_Source extract_:
━━━━━━━━━━━━━━━━

In any case, just avoid em if you have less resolve than bi-polar or husker. Ive been stung so many times that Im now allergic and I carry a epi-tool.
Bees are our friends but they can sometimes be testy. Wasps and hornets get meaner as the season gets warmer. They really get bitchy near the end of summer. so if you have problems now, wait till September.

All attacks to their hives should take place in the dark. The old gasoline down the hole, or spray WD-40 up the entrance hole of the paper ball nest. Then torch it. If its on a house or a bush , wrap it tightly in a kerosene soaked bed clothh and , take it far enough away from the house and then, torch it.Dont pay any attention tyo their screams. Those wasp killer sprays work well but, if the wasps get out in a big mass, then some make it past the stream and will nail you.


I too, have to carry an epi stick, after being attacked twice by huge swarms of yellow jackets.
0 Replies
 
Linkat
 
  1  
Reply Mon 26 Apr, 2004 03:00 pm
Watch out with torching them though. My neighbor tried it once when bees or wasps started building a nest in a small tree or bush. Late one night my neighbor took a blow torch to the hive. Burned the hive so bad that the bush started a fire. Neighbor ran and hid in the house when he heard the fire engines coming. Some other nosy neighbor saw the fire and called. He came out acting like he didn't have a clue how the fire started.
0 Replies
 
farmerman
 
  1  
Reply Mon 26 Apr, 2004 03:35 pm
was torch man in danger of initiating a fire that could spread? Ive actually heard of people who, after starting something like a potential cataclysm, will just run in their house an hunker down rather than try to put the damn fire out.

━━━━━━━━━━━━━━━━

_Page segmentation data_:
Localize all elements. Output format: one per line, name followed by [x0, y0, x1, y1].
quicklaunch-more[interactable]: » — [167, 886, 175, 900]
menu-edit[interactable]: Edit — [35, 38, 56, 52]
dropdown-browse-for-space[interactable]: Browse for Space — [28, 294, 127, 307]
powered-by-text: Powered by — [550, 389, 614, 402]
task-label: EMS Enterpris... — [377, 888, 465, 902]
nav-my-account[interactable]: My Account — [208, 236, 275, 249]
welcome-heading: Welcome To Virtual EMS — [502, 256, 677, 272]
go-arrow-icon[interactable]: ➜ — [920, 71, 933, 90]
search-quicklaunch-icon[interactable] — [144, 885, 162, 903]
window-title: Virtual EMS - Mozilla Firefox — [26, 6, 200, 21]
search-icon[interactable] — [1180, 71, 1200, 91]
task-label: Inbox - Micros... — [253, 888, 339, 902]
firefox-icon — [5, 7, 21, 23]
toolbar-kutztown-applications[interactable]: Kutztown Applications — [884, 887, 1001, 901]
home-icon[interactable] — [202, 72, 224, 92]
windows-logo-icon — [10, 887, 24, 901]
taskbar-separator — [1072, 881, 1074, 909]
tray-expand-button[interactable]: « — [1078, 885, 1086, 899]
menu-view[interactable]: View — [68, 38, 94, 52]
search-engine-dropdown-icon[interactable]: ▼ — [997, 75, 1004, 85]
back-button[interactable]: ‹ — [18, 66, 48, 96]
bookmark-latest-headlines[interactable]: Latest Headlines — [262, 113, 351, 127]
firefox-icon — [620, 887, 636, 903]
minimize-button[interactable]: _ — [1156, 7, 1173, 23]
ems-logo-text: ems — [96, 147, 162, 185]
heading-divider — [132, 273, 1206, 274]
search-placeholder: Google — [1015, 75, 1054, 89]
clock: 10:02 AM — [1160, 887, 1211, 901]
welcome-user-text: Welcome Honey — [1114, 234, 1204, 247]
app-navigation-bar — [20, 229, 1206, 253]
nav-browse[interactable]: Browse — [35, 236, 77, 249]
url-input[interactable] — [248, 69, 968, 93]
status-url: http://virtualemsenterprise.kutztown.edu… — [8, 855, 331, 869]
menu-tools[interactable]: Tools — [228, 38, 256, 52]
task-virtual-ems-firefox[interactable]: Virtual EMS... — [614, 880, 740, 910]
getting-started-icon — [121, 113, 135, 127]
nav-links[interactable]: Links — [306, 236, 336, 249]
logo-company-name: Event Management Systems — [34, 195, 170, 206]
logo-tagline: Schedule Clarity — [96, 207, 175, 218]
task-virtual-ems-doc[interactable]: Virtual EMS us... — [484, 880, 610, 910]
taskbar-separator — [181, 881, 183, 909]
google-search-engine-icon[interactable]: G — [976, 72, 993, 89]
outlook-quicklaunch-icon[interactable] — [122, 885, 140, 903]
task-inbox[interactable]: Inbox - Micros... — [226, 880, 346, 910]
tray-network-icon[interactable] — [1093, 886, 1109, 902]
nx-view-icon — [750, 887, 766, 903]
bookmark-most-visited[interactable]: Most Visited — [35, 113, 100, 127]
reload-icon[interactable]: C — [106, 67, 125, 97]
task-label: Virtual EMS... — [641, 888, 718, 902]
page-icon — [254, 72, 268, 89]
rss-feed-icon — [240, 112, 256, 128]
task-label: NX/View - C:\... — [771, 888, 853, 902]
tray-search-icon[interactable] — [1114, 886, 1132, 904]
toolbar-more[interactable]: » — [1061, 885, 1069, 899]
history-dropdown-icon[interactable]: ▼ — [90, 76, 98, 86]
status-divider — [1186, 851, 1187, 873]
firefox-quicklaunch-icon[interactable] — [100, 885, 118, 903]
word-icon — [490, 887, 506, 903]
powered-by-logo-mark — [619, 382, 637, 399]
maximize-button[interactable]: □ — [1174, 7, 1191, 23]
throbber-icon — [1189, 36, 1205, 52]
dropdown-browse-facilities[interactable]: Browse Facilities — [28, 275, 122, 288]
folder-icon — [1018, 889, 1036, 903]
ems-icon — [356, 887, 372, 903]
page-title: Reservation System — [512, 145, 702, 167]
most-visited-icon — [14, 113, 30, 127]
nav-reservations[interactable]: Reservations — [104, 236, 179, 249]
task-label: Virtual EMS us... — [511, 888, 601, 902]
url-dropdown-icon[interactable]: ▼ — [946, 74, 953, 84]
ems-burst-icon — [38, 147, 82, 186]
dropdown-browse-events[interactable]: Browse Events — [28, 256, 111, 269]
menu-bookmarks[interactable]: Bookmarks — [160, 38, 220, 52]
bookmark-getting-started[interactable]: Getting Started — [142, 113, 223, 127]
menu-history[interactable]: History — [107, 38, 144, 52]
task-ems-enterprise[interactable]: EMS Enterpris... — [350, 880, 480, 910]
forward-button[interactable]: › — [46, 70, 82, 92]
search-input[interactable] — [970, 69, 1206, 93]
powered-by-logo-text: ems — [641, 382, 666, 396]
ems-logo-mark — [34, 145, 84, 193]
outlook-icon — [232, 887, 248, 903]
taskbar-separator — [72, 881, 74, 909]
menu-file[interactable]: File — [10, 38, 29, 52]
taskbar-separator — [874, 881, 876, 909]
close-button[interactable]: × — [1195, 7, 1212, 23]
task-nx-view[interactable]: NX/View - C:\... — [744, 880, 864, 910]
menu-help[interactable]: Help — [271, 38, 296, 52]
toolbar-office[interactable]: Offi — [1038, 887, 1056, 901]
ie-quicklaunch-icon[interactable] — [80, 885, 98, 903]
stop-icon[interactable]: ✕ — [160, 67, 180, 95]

━━━━━━━━━━━━━━━━

_Work item A_:
From the forum thread about wasp nests, extract the passage starting at "Bees are our" and ending at "of yellow jackets.".
_Work item B_:
Please continue the forum thread about wasp nests from where it stops.

_Answer A_:
Bees are our friends but they can sometimes be testy. Wasps and hornets get meaner as the season gets warmer. They really get bitchy near the end of summer. so if you have problems now, wait till September.

All attacks to their hives should take place in the dark. The old gasoline down the hole, or spray WD-40 up the entrance hole of the paper ball nest. Then torch it. If its on a house or a bush , wrap it tightly in a kerosene soaked bed clothh and , take it far enough away from the house and then, torch it.Dont pay any attention tyo their screams. Those wasp killer sprays work well but, if the wasps get out in a big mass, then some make it past the stream and will nail you.


I too, have to carry an epi stick, after being attacked twice by huge swarms of yellow jackets.

_Answer B_:
Off topic but--One time I tried burning out some understory and wild rosebushes in a small meadow next to one of my hay fields. Well, in the middle of the fire the wind shifted and started to run into my field, which , the time being late winter, the grass was all brown and crispy. Well the fire was really something Id have called my fam,ily to come see, if I werent so damn busy trying to beat it out with a broom. The broom caught fire and became more of a torch than a extinguisher. My neighbor over the hill, bless im, called the firecompany and then came and helped me stomp the growing wind whipped firestorm. He yelled at me that
"You oughta get your tractor outa here because the fires coming that way'
I got on the tractor, he jumped on and we drove out of the field ahead of the front of the savanna fire. It was getting serious and could threaten a small cattle shed in the next field. My neighbor drove home to get his weed sprayer all loaded with water and hed return. so we could protect my shed.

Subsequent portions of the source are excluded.